**REQUIREMENTS**
Convert the listing, starting at its first line and ending at the line that contains "x-tick-label-84.0: 84.0 xyxy=(1283,1276,1338,1307)", into a numbered list with one item per line and no blank lines. Include both of those lines and leave out everything after the second.

--

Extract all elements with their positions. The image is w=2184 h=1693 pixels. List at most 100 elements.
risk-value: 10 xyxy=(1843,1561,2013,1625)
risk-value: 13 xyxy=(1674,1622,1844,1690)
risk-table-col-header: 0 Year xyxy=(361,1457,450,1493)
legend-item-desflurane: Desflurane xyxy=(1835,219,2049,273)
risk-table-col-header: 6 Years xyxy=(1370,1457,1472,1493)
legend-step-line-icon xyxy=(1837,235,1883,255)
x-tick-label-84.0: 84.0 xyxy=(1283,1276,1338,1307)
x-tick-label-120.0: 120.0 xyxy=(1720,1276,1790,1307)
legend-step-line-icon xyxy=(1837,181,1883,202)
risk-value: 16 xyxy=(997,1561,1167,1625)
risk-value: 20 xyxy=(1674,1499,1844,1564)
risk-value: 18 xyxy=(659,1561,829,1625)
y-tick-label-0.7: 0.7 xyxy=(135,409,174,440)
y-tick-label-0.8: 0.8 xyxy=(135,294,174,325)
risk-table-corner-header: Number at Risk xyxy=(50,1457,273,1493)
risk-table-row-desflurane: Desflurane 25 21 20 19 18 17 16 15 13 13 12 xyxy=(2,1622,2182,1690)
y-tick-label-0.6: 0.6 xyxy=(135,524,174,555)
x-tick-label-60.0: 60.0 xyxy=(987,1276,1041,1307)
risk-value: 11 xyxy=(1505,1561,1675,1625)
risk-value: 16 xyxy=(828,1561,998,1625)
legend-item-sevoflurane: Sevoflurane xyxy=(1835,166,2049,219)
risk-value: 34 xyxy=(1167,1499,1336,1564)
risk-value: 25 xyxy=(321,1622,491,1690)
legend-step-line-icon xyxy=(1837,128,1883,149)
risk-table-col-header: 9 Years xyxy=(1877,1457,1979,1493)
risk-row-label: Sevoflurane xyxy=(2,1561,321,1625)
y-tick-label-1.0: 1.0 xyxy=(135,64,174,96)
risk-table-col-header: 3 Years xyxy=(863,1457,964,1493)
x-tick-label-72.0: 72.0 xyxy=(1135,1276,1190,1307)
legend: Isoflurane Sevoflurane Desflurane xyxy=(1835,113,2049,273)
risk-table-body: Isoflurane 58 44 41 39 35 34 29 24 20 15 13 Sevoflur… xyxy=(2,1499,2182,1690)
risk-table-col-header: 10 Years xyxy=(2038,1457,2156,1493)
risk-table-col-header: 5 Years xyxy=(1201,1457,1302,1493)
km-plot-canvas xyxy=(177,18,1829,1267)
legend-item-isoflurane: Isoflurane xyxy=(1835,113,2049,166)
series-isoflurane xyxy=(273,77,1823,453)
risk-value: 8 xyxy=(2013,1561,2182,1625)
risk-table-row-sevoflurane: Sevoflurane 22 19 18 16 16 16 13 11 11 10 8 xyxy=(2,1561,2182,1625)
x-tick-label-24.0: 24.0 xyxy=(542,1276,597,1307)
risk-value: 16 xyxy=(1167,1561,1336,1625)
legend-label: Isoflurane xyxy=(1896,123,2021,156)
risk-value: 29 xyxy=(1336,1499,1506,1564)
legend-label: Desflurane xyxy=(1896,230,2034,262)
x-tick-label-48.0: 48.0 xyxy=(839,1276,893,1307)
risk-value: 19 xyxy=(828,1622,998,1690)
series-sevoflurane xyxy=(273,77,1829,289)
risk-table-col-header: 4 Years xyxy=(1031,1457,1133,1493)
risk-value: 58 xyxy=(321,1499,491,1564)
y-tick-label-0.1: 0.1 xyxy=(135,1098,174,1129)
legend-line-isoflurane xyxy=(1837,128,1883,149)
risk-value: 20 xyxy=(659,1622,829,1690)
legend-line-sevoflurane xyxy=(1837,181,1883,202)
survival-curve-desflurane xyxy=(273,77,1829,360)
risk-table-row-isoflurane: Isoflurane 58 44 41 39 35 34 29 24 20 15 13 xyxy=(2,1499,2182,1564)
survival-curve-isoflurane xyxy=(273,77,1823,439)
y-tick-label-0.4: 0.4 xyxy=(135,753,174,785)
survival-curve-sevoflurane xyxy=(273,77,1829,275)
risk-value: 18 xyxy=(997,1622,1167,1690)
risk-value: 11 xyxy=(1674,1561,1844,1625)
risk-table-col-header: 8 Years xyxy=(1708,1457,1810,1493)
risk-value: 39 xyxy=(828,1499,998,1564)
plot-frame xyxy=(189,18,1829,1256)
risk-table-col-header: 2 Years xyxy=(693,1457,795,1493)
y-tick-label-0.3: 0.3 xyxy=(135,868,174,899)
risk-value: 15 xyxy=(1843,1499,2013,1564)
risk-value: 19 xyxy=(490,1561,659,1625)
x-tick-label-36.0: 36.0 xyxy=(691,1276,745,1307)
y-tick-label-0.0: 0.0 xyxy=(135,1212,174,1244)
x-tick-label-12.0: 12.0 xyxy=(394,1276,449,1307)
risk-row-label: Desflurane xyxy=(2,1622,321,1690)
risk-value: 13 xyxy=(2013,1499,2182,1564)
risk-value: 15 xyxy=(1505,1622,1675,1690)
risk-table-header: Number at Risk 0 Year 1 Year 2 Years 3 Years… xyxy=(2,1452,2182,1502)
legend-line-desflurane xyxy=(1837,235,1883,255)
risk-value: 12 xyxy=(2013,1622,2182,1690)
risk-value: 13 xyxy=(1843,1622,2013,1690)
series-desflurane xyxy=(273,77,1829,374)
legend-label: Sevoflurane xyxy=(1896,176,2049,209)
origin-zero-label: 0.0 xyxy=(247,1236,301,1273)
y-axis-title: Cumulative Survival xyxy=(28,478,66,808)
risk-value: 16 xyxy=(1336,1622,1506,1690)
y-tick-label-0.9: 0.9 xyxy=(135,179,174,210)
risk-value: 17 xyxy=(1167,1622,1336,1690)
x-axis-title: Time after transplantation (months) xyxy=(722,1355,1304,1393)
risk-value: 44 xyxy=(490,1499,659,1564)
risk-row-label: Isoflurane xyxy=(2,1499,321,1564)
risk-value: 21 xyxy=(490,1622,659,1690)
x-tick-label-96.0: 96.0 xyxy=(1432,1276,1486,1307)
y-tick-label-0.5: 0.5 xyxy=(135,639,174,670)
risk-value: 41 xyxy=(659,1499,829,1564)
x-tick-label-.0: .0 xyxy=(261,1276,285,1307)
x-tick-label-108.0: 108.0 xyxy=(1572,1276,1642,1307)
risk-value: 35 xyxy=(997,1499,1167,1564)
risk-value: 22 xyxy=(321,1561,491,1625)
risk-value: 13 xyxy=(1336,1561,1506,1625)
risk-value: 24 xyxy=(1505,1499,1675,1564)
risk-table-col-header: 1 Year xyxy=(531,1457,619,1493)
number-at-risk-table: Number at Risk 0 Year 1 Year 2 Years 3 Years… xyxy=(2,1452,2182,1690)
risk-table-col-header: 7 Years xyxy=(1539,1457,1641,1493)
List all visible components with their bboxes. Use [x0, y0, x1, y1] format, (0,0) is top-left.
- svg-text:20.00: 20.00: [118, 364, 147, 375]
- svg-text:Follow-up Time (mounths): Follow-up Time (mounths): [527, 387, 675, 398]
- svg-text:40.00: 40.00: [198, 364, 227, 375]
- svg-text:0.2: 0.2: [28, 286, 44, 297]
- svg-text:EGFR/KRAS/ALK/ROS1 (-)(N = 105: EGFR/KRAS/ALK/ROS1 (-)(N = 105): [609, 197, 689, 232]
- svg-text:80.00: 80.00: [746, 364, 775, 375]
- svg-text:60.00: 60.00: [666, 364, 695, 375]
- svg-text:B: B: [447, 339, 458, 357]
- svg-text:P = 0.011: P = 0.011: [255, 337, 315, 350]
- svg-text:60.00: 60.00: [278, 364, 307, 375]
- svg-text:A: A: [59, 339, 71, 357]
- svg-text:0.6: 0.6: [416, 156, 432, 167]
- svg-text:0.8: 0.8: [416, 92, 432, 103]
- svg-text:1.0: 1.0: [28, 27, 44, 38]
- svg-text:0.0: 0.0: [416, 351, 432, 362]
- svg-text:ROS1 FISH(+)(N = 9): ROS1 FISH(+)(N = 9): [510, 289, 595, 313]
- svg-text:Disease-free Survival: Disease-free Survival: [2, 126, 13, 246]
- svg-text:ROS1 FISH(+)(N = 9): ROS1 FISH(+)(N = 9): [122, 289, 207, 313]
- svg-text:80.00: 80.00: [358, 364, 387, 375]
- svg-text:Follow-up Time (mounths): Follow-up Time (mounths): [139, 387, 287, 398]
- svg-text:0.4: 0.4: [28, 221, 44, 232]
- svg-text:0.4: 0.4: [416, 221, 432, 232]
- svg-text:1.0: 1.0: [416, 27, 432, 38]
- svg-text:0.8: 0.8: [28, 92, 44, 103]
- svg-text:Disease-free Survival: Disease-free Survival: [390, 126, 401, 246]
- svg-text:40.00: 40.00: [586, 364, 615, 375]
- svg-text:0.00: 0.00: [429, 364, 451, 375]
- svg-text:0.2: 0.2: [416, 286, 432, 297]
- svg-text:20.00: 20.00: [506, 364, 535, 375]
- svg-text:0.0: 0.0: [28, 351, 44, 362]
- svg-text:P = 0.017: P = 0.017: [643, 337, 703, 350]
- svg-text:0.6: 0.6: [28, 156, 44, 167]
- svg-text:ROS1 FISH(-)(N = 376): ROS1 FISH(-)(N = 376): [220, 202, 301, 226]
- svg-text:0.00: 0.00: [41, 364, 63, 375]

--

**TASK RESULT**
1. Extract all elements with their positions. The image is w=2184 h=1693 pixels. List at most 100 elements.
2. risk-value: 10 xyxy=(1843,1561,2013,1625)
3. risk-value: 13 xyxy=(1674,1622,1844,1690)
4. risk-table-col-header: 0 Year xyxy=(361,1457,450,1493)
5. legend-item-desflurane: Desflurane xyxy=(1835,219,2049,273)
6. risk-table-col-header: 6 Years xyxy=(1370,1457,1472,1493)
7. legend-step-line-icon xyxy=(1837,235,1883,255)
8. x-tick-label-84.0: 84.0 xyxy=(1283,1276,1338,1307)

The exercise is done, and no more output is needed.